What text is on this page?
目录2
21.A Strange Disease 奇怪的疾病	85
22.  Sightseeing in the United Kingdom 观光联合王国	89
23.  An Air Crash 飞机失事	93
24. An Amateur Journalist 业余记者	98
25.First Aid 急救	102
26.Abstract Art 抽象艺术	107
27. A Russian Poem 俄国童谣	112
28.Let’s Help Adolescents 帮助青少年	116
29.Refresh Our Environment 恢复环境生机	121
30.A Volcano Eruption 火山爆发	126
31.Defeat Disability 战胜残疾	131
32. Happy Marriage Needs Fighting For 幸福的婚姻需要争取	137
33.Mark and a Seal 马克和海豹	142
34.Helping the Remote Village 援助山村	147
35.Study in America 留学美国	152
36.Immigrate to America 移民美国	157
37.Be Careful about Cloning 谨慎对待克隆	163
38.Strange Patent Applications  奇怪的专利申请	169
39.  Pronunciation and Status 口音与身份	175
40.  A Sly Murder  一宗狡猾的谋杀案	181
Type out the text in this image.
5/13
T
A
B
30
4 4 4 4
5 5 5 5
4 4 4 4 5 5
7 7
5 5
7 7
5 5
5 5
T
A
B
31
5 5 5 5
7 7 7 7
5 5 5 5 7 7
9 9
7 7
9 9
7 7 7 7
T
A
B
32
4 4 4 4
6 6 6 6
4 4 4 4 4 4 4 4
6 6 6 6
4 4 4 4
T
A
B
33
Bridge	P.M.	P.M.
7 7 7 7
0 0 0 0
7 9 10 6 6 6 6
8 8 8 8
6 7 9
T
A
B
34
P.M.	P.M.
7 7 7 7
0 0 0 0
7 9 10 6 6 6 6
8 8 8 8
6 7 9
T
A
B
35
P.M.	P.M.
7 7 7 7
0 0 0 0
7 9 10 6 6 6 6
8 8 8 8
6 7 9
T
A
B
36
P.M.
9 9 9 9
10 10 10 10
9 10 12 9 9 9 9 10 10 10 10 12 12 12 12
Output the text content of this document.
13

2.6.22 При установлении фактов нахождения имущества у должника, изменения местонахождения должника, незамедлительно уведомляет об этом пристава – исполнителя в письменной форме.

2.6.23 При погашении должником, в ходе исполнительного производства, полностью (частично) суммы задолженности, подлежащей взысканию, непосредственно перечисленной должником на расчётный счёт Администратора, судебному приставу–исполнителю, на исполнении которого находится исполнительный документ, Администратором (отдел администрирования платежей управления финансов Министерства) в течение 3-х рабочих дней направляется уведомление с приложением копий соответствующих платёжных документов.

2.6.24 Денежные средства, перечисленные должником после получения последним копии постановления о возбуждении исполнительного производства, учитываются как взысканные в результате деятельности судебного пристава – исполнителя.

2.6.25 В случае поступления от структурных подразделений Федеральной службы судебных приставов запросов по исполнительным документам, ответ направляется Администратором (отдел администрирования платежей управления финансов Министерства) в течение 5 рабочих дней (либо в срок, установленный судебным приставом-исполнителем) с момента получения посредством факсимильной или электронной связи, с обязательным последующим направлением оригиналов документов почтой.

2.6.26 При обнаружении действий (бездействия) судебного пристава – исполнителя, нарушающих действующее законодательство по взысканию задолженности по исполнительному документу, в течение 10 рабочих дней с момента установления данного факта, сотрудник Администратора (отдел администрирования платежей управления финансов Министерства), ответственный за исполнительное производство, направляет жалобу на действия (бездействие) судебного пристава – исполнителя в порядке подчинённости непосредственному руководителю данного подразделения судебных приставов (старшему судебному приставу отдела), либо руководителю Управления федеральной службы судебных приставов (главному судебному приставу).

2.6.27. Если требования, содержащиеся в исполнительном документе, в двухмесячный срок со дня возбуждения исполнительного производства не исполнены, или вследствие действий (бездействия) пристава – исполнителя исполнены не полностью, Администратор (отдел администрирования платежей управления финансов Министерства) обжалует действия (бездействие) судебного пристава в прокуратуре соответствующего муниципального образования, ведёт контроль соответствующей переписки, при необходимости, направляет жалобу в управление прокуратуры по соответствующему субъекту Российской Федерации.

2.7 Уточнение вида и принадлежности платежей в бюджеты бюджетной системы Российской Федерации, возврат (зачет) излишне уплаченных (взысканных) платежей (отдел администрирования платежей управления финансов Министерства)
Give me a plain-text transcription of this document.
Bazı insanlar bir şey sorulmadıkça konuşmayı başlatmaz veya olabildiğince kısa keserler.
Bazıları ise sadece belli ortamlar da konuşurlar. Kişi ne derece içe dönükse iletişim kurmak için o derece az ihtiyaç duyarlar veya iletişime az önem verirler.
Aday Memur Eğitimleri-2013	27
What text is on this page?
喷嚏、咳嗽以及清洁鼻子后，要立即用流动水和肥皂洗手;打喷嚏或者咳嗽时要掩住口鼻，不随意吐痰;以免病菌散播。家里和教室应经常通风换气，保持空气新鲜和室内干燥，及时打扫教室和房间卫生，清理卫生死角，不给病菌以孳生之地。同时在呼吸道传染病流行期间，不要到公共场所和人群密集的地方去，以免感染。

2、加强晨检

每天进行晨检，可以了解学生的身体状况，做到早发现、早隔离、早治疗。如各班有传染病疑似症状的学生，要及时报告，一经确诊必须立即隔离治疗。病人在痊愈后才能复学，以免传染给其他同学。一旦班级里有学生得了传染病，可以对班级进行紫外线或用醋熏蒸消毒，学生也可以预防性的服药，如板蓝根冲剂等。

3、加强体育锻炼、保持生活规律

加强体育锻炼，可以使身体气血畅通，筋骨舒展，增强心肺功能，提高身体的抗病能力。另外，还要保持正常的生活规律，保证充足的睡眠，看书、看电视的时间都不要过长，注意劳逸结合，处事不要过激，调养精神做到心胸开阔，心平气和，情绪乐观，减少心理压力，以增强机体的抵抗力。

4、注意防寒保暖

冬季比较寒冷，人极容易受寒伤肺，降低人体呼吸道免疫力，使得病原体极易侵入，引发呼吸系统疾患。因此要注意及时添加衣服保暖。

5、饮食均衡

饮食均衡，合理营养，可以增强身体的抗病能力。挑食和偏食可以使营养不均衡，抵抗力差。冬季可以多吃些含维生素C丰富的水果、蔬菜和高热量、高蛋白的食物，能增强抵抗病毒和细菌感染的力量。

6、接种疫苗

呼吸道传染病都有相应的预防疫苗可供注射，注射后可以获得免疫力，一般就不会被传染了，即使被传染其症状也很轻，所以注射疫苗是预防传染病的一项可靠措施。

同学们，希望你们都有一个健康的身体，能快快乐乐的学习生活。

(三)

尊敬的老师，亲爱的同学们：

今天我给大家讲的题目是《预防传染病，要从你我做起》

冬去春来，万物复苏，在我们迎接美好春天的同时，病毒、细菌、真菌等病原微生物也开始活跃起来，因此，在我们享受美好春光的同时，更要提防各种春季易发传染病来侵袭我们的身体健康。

▸ **EXERCISE TASK**:
Which lines above hold the word "America"? Copy each of them.

▸ **SOLVED PROBLEM**:
35.Study in America 留学美国	152
36.Immigrate to America 移民美国	157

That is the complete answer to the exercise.